- GOAL OF THE EXERCISE
From the entries that follow, list every line in which the string "letters" appears.

- EXTRACTED MATERIAL

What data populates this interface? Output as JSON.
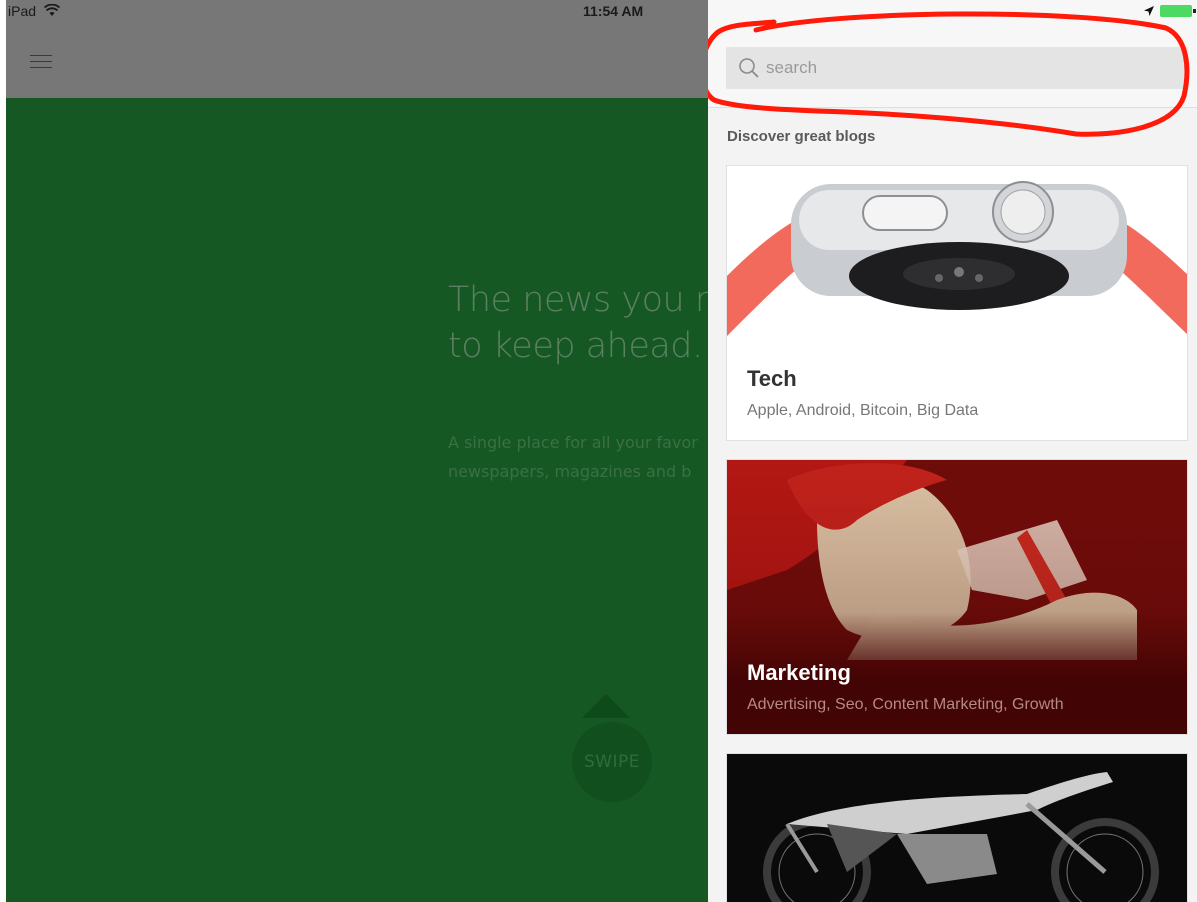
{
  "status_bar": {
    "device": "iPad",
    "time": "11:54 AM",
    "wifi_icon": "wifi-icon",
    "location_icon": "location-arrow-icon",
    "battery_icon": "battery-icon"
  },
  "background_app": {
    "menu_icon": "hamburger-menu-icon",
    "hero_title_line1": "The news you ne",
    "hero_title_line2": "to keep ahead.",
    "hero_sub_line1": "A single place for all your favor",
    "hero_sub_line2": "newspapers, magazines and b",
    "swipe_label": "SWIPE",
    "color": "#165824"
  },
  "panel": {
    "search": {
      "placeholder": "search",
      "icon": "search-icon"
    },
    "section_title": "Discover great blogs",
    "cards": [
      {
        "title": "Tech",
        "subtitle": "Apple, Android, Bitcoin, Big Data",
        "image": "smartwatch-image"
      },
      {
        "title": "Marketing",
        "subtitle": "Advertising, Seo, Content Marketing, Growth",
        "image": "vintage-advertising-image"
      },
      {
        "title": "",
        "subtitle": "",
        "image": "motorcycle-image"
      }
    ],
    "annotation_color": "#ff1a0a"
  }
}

...

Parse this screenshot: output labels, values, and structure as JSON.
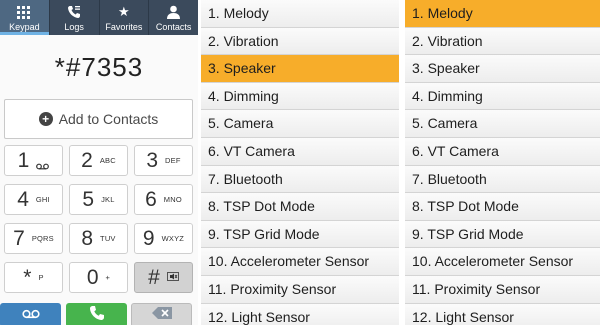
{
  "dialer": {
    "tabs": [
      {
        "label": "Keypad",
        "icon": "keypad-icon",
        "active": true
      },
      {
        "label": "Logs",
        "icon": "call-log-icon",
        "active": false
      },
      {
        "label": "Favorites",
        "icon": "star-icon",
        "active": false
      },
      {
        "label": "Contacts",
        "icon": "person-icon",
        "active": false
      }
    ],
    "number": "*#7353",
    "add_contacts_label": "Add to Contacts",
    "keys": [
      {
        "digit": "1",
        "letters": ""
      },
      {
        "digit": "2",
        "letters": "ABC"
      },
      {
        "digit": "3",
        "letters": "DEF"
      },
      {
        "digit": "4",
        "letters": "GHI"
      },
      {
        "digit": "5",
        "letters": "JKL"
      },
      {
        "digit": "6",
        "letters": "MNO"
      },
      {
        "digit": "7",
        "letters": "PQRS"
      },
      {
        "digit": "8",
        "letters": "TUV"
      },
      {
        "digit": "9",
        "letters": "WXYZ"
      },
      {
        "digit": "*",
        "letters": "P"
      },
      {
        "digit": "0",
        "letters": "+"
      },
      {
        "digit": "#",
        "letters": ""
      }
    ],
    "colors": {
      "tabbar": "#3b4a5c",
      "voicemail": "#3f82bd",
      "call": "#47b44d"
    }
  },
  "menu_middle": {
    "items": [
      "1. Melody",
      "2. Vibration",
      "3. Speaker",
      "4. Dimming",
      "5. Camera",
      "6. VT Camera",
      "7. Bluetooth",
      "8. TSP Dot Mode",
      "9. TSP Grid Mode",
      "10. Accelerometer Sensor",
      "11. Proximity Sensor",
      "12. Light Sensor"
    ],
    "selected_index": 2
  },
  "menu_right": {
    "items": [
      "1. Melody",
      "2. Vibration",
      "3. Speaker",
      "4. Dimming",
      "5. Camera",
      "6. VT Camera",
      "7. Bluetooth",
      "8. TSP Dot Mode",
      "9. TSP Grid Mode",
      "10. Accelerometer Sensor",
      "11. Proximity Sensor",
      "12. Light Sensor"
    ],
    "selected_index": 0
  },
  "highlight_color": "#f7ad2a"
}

---

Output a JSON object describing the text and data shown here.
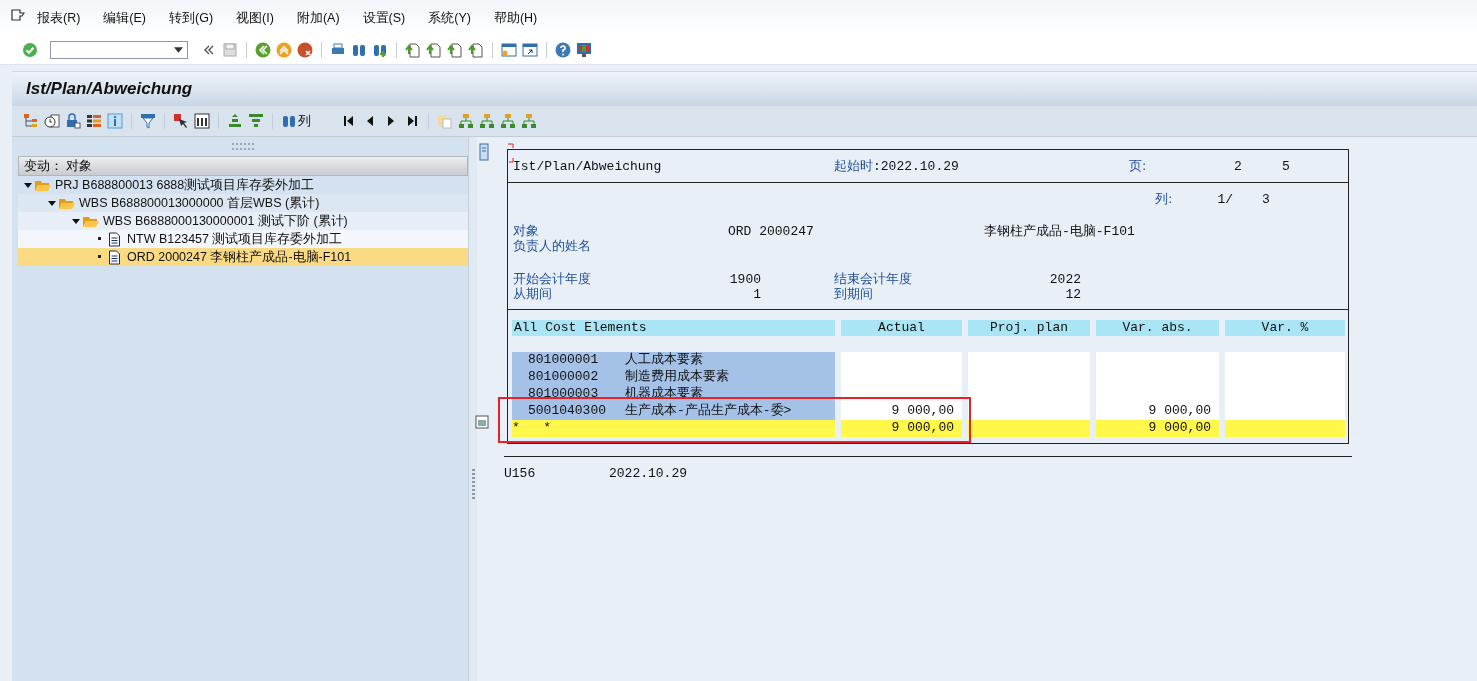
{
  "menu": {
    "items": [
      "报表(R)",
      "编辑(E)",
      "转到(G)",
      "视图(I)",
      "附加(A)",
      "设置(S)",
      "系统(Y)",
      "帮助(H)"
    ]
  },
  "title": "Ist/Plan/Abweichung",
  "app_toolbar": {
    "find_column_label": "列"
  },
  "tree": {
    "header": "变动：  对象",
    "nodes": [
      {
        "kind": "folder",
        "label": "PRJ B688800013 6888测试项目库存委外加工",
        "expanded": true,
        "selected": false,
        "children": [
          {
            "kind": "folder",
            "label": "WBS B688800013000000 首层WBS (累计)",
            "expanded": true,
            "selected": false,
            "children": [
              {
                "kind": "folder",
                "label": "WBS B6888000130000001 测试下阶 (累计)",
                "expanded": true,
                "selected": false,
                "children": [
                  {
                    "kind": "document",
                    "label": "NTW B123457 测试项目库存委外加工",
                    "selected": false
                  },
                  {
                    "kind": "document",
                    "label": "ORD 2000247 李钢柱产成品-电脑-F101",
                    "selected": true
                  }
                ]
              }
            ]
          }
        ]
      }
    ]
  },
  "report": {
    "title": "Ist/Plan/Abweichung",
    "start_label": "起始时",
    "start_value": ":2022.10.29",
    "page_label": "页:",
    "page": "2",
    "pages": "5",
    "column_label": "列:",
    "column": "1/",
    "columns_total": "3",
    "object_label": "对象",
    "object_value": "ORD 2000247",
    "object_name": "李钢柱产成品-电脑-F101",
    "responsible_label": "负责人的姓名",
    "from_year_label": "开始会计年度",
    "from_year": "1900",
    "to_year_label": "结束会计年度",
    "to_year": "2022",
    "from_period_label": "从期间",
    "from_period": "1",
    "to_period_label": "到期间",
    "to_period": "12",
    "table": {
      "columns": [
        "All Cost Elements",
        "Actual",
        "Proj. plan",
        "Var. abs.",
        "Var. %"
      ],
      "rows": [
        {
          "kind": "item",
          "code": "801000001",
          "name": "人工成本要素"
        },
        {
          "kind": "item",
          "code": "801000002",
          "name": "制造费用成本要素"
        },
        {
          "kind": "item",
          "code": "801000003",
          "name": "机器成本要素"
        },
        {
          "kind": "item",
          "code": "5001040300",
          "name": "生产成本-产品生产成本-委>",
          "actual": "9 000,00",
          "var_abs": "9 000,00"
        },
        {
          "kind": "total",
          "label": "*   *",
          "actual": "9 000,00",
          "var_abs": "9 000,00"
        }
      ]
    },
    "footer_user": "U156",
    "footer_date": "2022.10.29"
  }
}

- PROBLEM SOLUTION
        "letters": ""
        "letters": "ABC"
        "letters": "DEF"
        "letters": "GHI"
        "letters": "JKL"
        "letters": "MNO"
        "letters": "PQRS"
        "letters": "TUV"
        "letters": "WXYZ"
        "letters": "P"
        "letters": "+"
        "letters": ""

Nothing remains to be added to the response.